The request: Pick out all lines with the word "this" from the records that follow.

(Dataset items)
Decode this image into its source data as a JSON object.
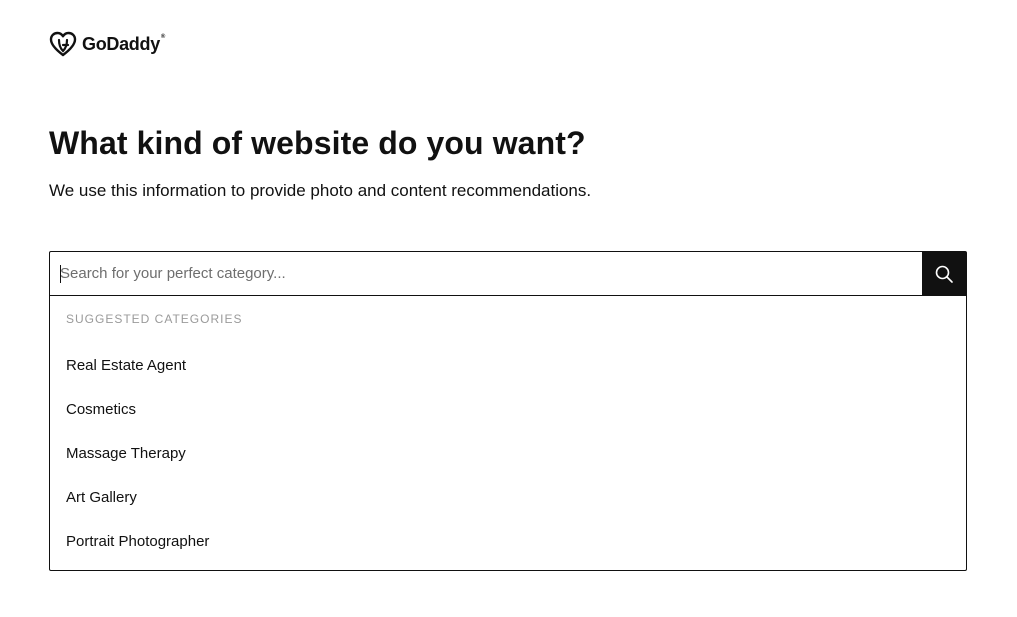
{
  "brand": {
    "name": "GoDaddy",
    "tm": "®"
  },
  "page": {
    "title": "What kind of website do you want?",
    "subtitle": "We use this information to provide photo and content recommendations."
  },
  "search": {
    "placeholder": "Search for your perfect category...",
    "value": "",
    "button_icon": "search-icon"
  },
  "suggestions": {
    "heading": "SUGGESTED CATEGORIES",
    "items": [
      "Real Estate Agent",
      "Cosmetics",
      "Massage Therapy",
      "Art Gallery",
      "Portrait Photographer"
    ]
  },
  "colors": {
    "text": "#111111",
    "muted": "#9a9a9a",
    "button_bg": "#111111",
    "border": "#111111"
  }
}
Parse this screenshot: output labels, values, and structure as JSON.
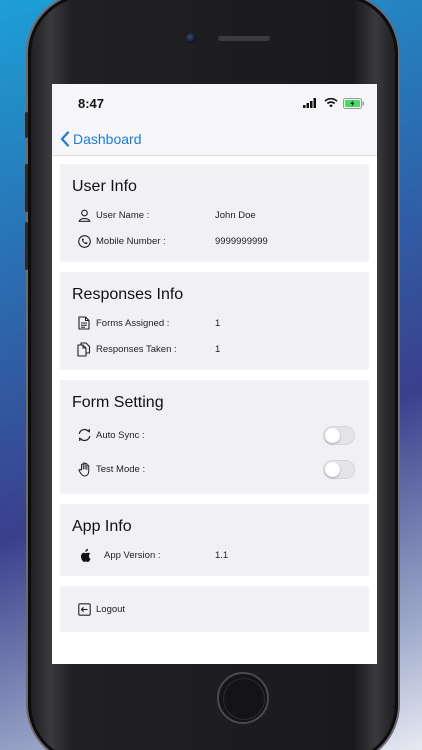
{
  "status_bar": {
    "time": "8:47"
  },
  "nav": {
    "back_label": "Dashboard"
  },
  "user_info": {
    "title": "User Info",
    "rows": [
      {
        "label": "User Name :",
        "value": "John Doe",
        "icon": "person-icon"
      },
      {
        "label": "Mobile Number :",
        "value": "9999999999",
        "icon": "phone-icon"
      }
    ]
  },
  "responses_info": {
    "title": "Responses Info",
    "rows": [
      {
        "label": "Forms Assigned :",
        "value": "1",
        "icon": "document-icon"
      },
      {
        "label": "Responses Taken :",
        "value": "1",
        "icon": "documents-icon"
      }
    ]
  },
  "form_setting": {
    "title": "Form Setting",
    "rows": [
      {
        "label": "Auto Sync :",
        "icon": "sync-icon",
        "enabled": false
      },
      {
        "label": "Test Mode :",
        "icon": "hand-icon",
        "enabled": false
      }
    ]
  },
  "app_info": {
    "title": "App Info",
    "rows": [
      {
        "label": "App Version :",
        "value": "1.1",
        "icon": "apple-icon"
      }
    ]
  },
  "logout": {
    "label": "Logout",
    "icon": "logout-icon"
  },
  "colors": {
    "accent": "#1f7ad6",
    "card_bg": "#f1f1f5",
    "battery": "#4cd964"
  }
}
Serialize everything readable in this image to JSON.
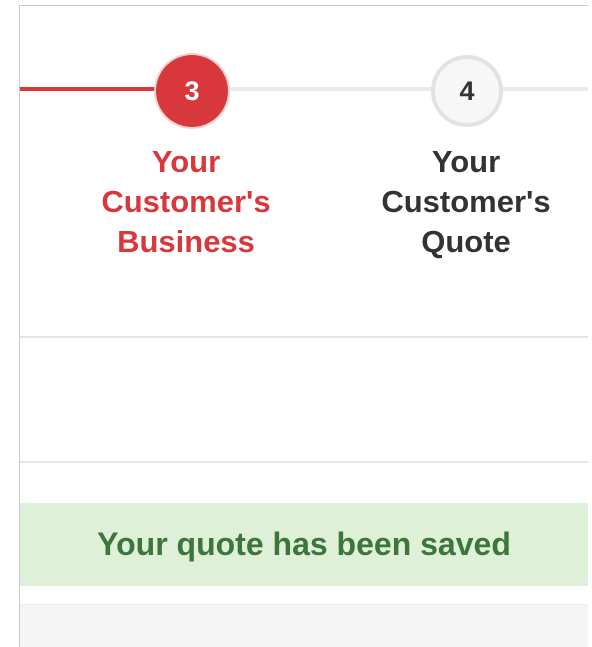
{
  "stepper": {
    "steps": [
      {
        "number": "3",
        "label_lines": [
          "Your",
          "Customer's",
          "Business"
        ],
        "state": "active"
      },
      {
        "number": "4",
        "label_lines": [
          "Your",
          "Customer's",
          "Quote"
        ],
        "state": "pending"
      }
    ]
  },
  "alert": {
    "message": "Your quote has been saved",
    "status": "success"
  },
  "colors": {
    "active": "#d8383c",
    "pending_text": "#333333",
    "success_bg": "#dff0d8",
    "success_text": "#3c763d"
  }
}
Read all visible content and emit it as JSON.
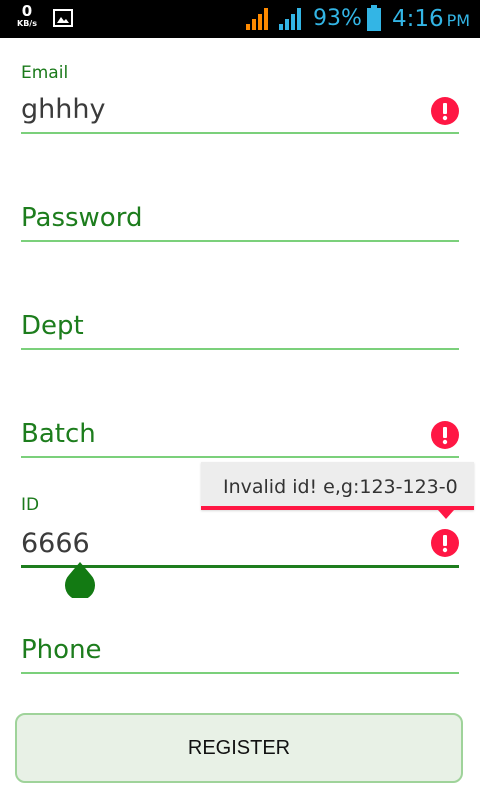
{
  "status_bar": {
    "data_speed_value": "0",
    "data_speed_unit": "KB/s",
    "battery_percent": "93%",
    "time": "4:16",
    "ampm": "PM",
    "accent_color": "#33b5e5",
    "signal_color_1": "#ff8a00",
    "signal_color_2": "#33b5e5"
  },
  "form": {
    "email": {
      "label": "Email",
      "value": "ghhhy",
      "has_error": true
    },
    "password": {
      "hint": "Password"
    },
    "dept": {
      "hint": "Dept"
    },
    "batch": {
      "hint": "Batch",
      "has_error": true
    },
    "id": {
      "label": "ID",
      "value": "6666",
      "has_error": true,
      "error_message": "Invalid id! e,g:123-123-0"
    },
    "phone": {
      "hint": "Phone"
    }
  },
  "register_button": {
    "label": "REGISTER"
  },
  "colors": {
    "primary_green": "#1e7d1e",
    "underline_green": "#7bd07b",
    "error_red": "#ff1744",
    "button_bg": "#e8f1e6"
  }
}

* * *

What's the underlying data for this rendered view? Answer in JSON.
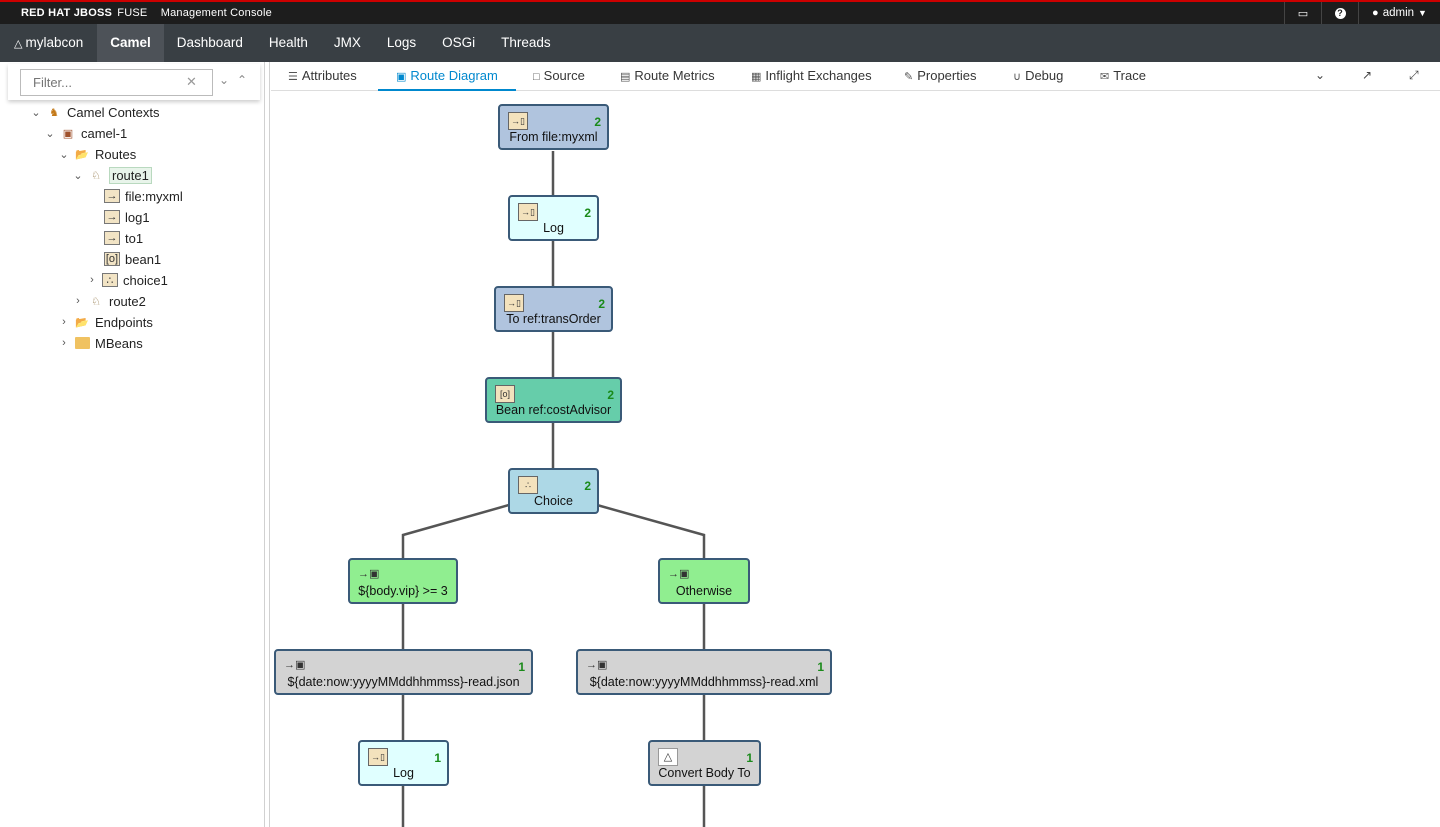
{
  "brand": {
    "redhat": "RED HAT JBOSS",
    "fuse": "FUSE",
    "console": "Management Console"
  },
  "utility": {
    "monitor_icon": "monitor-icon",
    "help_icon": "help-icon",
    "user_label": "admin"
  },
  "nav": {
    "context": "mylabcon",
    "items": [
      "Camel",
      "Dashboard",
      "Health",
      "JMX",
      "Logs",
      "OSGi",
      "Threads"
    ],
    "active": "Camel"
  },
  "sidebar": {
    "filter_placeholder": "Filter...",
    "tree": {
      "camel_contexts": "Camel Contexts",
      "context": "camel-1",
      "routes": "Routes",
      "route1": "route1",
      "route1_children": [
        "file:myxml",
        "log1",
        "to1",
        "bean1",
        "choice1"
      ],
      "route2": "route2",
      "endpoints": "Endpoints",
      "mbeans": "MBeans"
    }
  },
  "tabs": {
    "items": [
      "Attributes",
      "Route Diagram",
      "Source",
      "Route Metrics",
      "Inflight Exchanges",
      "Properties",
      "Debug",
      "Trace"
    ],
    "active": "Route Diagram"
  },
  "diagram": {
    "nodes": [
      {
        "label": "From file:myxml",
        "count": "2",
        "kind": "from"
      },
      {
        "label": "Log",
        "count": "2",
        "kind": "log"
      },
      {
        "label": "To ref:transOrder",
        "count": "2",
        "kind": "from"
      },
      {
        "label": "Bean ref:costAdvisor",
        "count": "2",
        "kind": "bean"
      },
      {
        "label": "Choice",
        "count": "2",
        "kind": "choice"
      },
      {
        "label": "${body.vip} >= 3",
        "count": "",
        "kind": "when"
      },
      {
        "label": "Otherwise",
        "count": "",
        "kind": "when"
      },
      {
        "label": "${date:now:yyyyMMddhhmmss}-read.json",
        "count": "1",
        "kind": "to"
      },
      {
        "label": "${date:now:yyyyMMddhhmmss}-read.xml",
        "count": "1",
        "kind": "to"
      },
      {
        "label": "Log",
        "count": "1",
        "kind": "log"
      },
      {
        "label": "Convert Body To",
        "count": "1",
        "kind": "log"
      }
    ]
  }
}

Answer to the task:
Decode this image into its source data as a JSON object.
    "subtitle": "We use this information to provide photo and content recommendations."
Parse this screenshot: output labels, values, and structure as JSON.
Serialize everything readable in this image to JSON.
What's the underlying data for this rendered view? Answer in JSON.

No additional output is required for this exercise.